- Objective: From the listing that follows, extract every line and set it down unaltered.

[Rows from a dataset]
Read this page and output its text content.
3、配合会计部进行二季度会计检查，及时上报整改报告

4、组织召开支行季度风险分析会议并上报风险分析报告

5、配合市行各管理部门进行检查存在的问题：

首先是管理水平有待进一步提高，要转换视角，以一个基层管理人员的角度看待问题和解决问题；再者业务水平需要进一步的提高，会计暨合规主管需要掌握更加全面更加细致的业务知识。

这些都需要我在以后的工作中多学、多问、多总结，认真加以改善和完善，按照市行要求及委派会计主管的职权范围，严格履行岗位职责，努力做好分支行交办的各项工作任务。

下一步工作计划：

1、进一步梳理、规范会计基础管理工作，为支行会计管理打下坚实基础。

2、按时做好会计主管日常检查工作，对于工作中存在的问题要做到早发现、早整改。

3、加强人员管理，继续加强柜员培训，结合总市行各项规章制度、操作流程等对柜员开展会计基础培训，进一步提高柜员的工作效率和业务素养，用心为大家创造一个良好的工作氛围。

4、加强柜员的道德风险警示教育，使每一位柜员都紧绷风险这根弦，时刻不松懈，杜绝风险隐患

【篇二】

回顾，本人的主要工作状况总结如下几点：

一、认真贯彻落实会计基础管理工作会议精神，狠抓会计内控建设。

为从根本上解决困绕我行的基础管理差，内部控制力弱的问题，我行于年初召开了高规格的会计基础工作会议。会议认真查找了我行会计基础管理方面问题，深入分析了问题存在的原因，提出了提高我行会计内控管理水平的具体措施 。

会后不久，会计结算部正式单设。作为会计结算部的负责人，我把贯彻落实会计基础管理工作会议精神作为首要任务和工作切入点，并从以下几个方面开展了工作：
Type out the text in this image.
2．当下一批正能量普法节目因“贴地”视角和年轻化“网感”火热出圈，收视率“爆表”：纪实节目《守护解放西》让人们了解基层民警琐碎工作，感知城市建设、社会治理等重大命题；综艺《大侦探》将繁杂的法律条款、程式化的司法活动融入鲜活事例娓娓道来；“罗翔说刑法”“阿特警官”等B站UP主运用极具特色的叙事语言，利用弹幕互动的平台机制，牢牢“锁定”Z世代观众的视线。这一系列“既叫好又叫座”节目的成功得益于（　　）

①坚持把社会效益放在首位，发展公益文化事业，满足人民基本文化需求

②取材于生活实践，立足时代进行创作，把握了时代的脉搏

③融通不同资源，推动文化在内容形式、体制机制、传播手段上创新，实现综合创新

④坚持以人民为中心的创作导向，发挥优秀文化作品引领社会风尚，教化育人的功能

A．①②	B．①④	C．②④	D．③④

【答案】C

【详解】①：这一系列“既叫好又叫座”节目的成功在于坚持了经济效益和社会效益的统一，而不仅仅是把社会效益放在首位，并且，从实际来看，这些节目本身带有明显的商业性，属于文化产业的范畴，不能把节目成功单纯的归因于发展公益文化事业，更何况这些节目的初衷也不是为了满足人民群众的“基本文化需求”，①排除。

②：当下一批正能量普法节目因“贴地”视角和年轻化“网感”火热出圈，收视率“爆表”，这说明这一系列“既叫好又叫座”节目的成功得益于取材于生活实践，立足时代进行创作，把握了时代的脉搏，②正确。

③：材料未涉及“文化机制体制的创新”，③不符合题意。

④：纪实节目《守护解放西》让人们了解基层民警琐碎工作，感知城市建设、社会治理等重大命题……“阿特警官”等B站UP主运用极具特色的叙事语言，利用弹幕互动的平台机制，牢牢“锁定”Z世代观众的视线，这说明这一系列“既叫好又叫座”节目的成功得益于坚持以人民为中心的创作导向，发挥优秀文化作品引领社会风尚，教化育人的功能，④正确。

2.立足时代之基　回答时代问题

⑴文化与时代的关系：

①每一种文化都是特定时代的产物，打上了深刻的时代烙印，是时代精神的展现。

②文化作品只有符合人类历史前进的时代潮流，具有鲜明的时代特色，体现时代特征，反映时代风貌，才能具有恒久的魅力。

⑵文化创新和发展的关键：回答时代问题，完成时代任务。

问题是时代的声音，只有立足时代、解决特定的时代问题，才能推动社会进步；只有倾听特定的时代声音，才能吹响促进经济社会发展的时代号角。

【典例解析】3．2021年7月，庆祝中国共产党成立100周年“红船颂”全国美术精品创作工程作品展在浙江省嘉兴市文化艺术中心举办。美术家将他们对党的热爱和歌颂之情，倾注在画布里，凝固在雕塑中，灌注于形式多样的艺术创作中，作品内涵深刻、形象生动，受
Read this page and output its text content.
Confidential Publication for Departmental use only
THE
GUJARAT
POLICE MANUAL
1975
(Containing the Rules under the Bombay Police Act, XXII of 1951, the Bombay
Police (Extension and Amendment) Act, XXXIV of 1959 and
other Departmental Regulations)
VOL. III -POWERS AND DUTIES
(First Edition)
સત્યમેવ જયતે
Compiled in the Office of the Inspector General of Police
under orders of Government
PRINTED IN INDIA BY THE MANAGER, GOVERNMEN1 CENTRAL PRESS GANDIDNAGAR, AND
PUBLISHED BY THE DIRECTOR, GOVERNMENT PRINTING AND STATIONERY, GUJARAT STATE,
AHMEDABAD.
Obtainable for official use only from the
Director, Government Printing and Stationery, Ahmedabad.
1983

- Solution to the problem:
Read this page and output its text content.
3、配合会计部进行二季度会计检查，及时上报整改报告

4、组织召开支行季度风险分析会议并上报风险分析报告

5、配合市行各管理部门进行检查存在的问题：

首先是管理水平有待进一步提高，要转换视角，以一个基层管理人员的角度看待问题和解决问题；再者业务水平需要进一步的提高，会计暨合规主管需要掌握更加全面更加细致的业务知识。

这些都需要我在以后的工作中多学、多问、多总结，认真加以改善和完善，按照市行要求及委派会计主管的职权范围，严格履行岗位职责，努力做好分支行交办的各项工作任务。

下一步工作计划：

1、进一步梳理、规范会计基础管理工作，为支行会计管理打下坚实基础。

2、按时做好会计主管日常检查工作，对于工作中存在的问题要做到早发现、早整改。

3、加强人员管理，继续加强柜员培训，结合总市行各项规章制度、操作流程等对柜员开展会计基础培训，进一步提高柜员的工作效率和业务素养，用心为大家创造一个良好的工作氛围。

4、加强柜员的道德风险警示教育，使每一位柜员都紧绷风险这根弦，时刻不松懈，杜绝风险隐患

【篇二】

回顾，本人的主要工作状况总结如下几点：

一、认真贯彻落实会计基础管理工作会议精神，狠抓会计内控建设。

为从根本上解决困绕我行的基础管理差，内部控制力弱的问题，我行于年初召开了高规格的会计基础工作会议。会议认真查找了我行会计基础管理方面问题，深入分析了问题存在的原因，提出了提高我行会计内控管理水平的具体措施 。

会后不久，会计结算部正式单设。作为会计结算部的负责人，我把贯彻落实会计基础管理工作会议精神作为首要任务和工作切入点，并从以下几个方面开展了工作：
Type out the text in this image.
2．当下一批正能量普法节目因“贴地”视角和年轻化“网感”火热出圈，收视率“爆表”：纪实节目《守护解放西》让人们了解基层民警琐碎工作，感知城市建设、社会治理等重大命题；综艺《大侦探》将繁杂的法律条款、程式化的司法活动融入鲜活事例娓娓道来；“罗翔说刑法”“阿特警官”等B站UP主运用极具特色的叙事语言，利用弹幕互动的平台机制，牢牢“锁定”Z世代观众的视线。这一系列“既叫好又叫座”节目的成功得益于（　　）

①坚持把社会效益放在首位，发展公益文化事业，满足人民基本文化需求

②取材于生活实践，立足时代进行创作，把握了时代的脉搏

③融通不同资源，推动文化在内容形式、体制机制、传播手段上创新，实现综合创新

④坚持以人民为中心的创作导向，发挥优秀文化作品引领社会风尚，教化育人的功能

A．①②	B．①④	C．②④	D．③④

【答案】C

【详解】①：这一系列“既叫好又叫座”节目的成功在于坚持了经济效益和社会效益的统一，而不仅仅是把社会效益放在首位，并且，从实际来看，这些节目本身带有明显的商业性，属于文化产业的范畴，不能把节目成功单纯的归因于发展公益文化事业，更何况这些节目的初衷也不是为了满足人民群众的“基本文化需求”，①排除。

②：当下一批正能量普法节目因“贴地”视角和年轻化“网感”火热出圈，收视率“爆表”，这说明这一系列“既叫好又叫座”节目的成功得益于取材于生活实践，立足时代进行创作，把握了时代的脉搏，②正确。

③：材料未涉及“文化机制体制的创新”，③不符合题意。

④：纪实节目《守护解放西》让人们了解基层民警琐碎工作，感知城市建设、社会治理等重大命题……“阿特警官”等B站UP主运用极具特色的叙事语言，利用弹幕互动的平台机制，牢牢“锁定”Z世代观众的视线，这说明这一系列“既叫好又叫座”节目的成功得益于坚持以人民为中心的创作导向，发挥优秀文化作品引领社会风尚，教化育人的功能，④正确。

2.立足时代之基　回答时代问题

⑴文化与时代的关系：

①每一种文化都是特定时代的产物，打上了深刻的时代烙印，是时代精神的展现。

②文化作品只有符合人类历史前进的时代潮流，具有鲜明的时代特色，体现时代特征，反映时代风貌，才能具有恒久的魅力。

⑵文化创新和发展的关键：回答时代问题，完成时代任务。

问题是时代的声音，只有立足时代、解决特定的时代问题，才能推动社会进步；只有倾听特定的时代声音，才能吹响促进经济社会发展的时代号角。

【典例解析】3．2021年7月，庆祝中国共产党成立100周年“红船颂”全国美术精品创作工程作品展在浙江省嘉兴市文化艺术中心举办。美术家将他们对党的热爱和歌颂之情，倾注在画布里，凝固在雕塑中，灌注于形式多样的艺术创作中，作品内涵深刻、形象生动，受
Read this page and output its text content.
Confidential Publication for Departmental use only
THE
GUJARAT
POLICE MANUAL
1975
(Containing the Rules under the Bombay Police Act, XXII of 1951, the Bombay
Police (Extension and Amendment) Act, XXXIV of 1959 and
other Departmental Regulations)
VOL. III -POWERS AND DUTIES
(First Edition)
સત્યમેવ જયતે
Compiled in the Office of the Inspector General of Police
under orders of Government
PRINTED IN INDIA BY THE MANAGER, GOVERNMEN1 CENTRAL PRESS GANDIDNAGAR, AND
PUBLISHED BY THE DIRECTOR, GOVERNMENT PRINTING AND STATIONERY, GUJARAT STATE,
AHMEDABAD.
Obtainable for official use only from the
Director, Government Printing and Stationery, Ahmedabad.
1983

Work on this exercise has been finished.